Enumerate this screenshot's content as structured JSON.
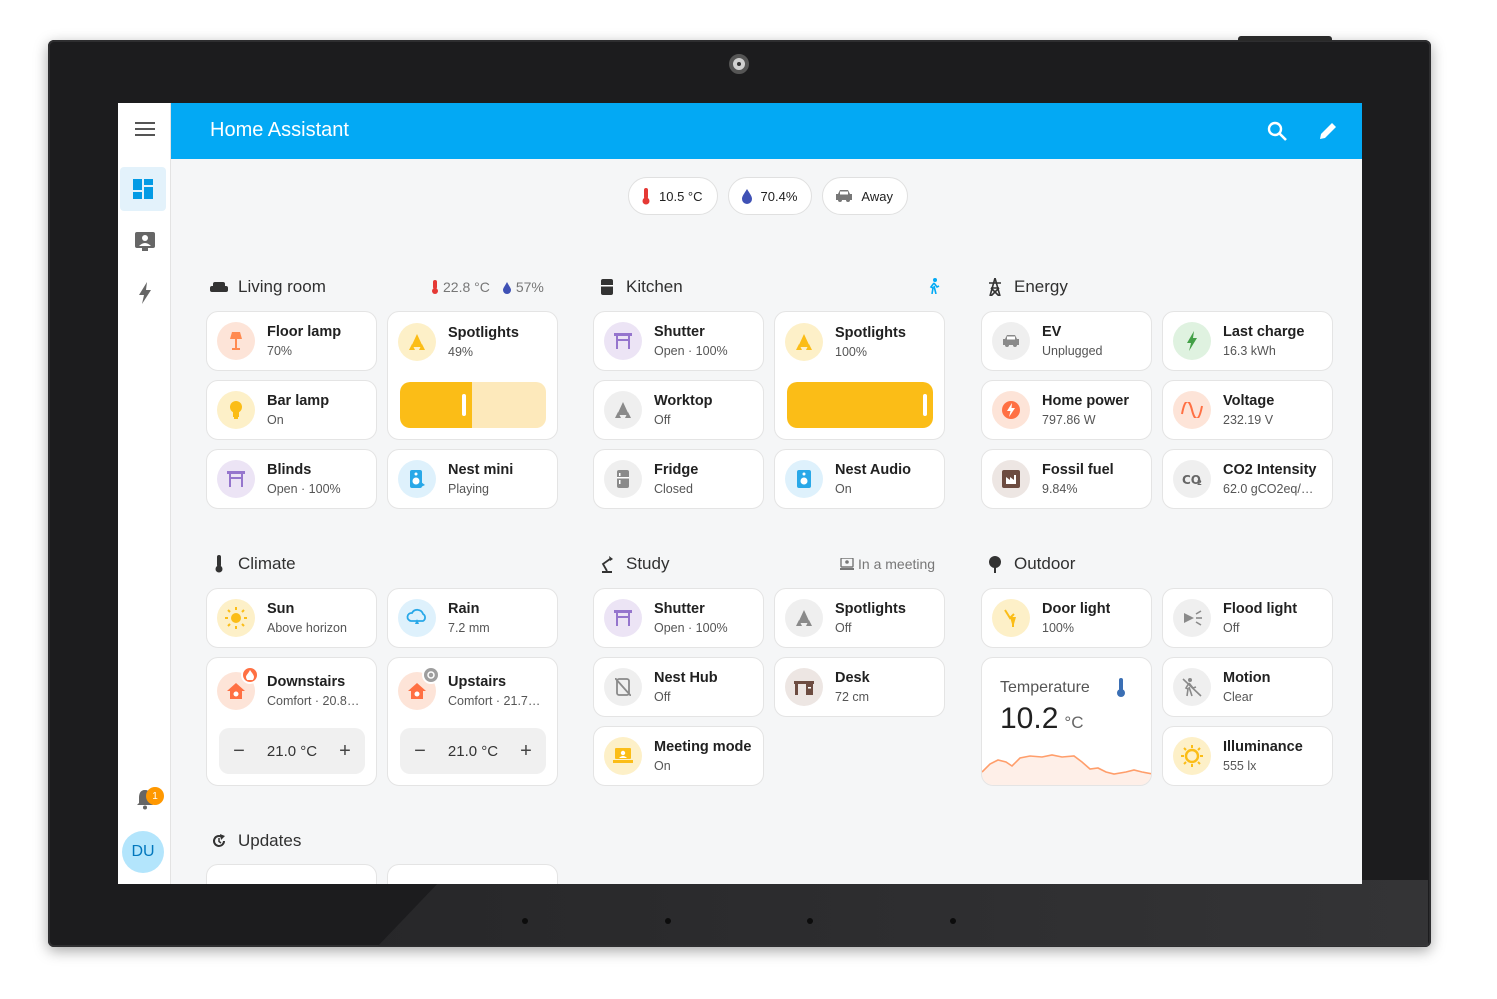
{
  "app": {
    "title": "Home Assistant"
  },
  "sidebar": {
    "items": [
      {
        "icon": "menu-icon"
      },
      {
        "icon": "dashboard-icon"
      },
      {
        "icon": "person-card-icon"
      },
      {
        "icon": "energy-icon"
      }
    ],
    "notifications_count": "1",
    "user_initials": "DU"
  },
  "badges": [
    {
      "icon": "thermometer-icon",
      "value": "10.5 °C"
    },
    {
      "icon": "water-drop-icon",
      "value": "70.4%"
    },
    {
      "icon": "car-icon",
      "value": "Away"
    }
  ],
  "sections": {
    "living_room": {
      "title": "Living room",
      "temp": "22.8 °C",
      "humidity": "57%",
      "tiles": [
        {
          "name": "Floor lamp",
          "state": "70%"
        },
        {
          "name": "Spotlights",
          "state": "49%"
        },
        {
          "name": "Bar lamp",
          "state": "On"
        },
        {
          "name": "Blinds",
          "state": "Open · 100%"
        },
        {
          "name": "Nest mini",
          "state": "Playing"
        }
      ],
      "spotlights_level": 0.49
    },
    "kitchen": {
      "title": "Kitchen",
      "tiles": [
        {
          "name": "Shutter",
          "state": "Open · 100%"
        },
        {
          "name": "Spotlights",
          "state": "100%"
        },
        {
          "name": "Worktop",
          "state": "Off"
        },
        {
          "name": "Fridge",
          "state": "Closed"
        },
        {
          "name": "Nest Audio",
          "state": "On"
        }
      ],
      "spotlights_level": 1.0
    },
    "energy": {
      "title": "Energy",
      "tiles": [
        {
          "name": "EV",
          "state": "Unplugged"
        },
        {
          "name": "Last charge",
          "state": "16.3 kWh"
        },
        {
          "name": "Home power",
          "state": "797.86 W"
        },
        {
          "name": "Voltage",
          "state": "232.19 V"
        },
        {
          "name": "Fossil fuel",
          "state": "9.84%"
        },
        {
          "name": "CO2 Intensity",
          "state": "62.0 gCO2eq/…"
        }
      ]
    },
    "climate": {
      "title": "Climate",
      "tiles": [
        {
          "name": "Sun",
          "state": "Above horizon"
        },
        {
          "name": "Rain",
          "state": "7.2 mm"
        },
        {
          "name": "Downstairs",
          "state": "Comfort · 20.8…",
          "setpoint": "21.0 °C"
        },
        {
          "name": "Upstairs",
          "state": "Comfort · 21.7…",
          "setpoint": "21.0 °C"
        }
      ]
    },
    "study": {
      "title": "Study",
      "status": "In a meeting",
      "tiles": [
        {
          "name": "Shutter",
          "state": "Open · 100%"
        },
        {
          "name": "Spotlights",
          "state": "Off"
        },
        {
          "name": "Nest Hub",
          "state": "Off"
        },
        {
          "name": "Desk",
          "state": "72 cm"
        },
        {
          "name": "Meeting mode",
          "state": "On"
        }
      ]
    },
    "outdoor": {
      "title": "Outdoor",
      "tiles": [
        {
          "name": "Door light",
          "state": "100%"
        },
        {
          "name": "Flood light",
          "state": "Off"
        },
        {
          "name": "Motion",
          "state": "Clear"
        },
        {
          "name": "Illuminance",
          "state": "555 lx"
        }
      ],
      "temperature": {
        "label": "Temperature",
        "value": "10.2",
        "unit": "°C"
      }
    },
    "updates": {
      "title": "Updates"
    }
  },
  "colors": {
    "accent": "#03a9f4",
    "light_on": "#fbbd17",
    "heat": "#ff7043"
  }
}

# # #

### Set problem:
What is needed is an exact reproduction of the data, pictures excluded.

### Expected answer:
Enumerate this screenshot's content as structured JSON.
{
  "app": {
    "title": "Home Assistant"
  },
  "sidebar": {
    "items": [
      {
        "icon": "menu-icon"
      },
      {
        "icon": "dashboard-icon"
      },
      {
        "icon": "person-card-icon"
      },
      {
        "icon": "energy-icon"
      }
    ],
    "notifications_count": "1",
    "user_initials": "DU"
  },
  "badges": [
    {
      "icon": "thermometer-icon",
      "value": "10.5 °C"
    },
    {
      "icon": "water-drop-icon",
      "value": "70.4%"
    },
    {
      "icon": "car-icon",
      "value": "Away"
    }
  ],
  "sections": {
    "living_room": {
      "title": "Living room",
      "temp": "22.8 °C",
      "humidity": "57%",
      "tiles": [
        {
          "name": "Floor lamp",
          "state": "70%"
        },
        {
          "name": "Spotlights",
          "state": "49%"
        },
        {
          "name": "Bar lamp",
          "state": "On"
        },
        {
          "name": "Blinds",
          "state": "Open · 100%"
        },
        {
          "name": "Nest mini",
          "state": "Playing"
        }
      ],
      "spotlights_level": 0.49
    },
    "kitchen": {
      "title": "Kitchen",
      "tiles": [
        {
          "name": "Shutter",
          "state": "Open · 100%"
        },
        {
          "name": "Spotlights",
          "state": "100%"
        },
        {
          "name": "Worktop",
          "state": "Off"
        },
        {
          "name": "Fridge",
          "state": "Closed"
        },
        {
          "name": "Nest Audio",
          "state": "On"
        }
      ],
      "spotlights_level": 1.0
    },
    "energy": {
      "title": "Energy",
      "tiles": [
        {
          "name": "EV",
          "state": "Unplugged"
        },
        {
          "name": "Last charge",
          "state": "16.3 kWh"
        },
        {
          "name": "Home power",
          "state": "797.86 W"
        },
        {
          "name": "Voltage",
          "state": "232.19 V"
        },
        {
          "name": "Fossil fuel",
          "state": "9.84%"
        },
        {
          "name": "CO2 Intensity",
          "state": "62.0 gCO2eq/…"
        }
      ]
    },
    "climate": {
      "title": "Climate",
      "tiles": [
        {
          "name": "Sun",
          "state": "Above horizon"
        },
        {
          "name": "Rain",
          "state": "7.2 mm"
        },
        {
          "name": "Downstairs",
          "state": "Comfort · 20.8…",
          "setpoint": "21.0 °C"
        },
        {
          "name": "Upstairs",
          "state": "Comfort · 21.7…",
          "setpoint": "21.0 °C"
        }
      ]
    },
    "study": {
      "title": "Study",
      "status": "In a meeting",
      "tiles": [
        {
          "name": "Shutter",
          "state": "Open · 100%"
        },
        {
          "name": "Spotlights",
          "state": "Off"
        },
        {
          "name": "Nest Hub",
          "state": "Off"
        },
        {
          "name": "Desk",
          "state": "72 cm"
        },
        {
          "name": "Meeting mode",
          "state": "On"
        }
      ]
    },
    "outdoor": {
      "title": "Outdoor",
      "tiles": [
        {
          "name": "Door light",
          "state": "100%"
        },
        {
          "name": "Flood light",
          "state": "Off"
        },
        {
          "name": "Motion",
          "state": "Clear"
        },
        {
          "name": "Illuminance",
          "state": "555 lx"
        }
      ],
      "temperature": {
        "label": "Temperature",
        "value": "10.2",
        "unit": "°C"
      }
    },
    "updates": {
      "title": "Updates"
    }
  },
  "colors": {
    "accent": "#03a9f4",
    "light_on": "#fbbd17",
    "heat": "#ff7043"
  }
}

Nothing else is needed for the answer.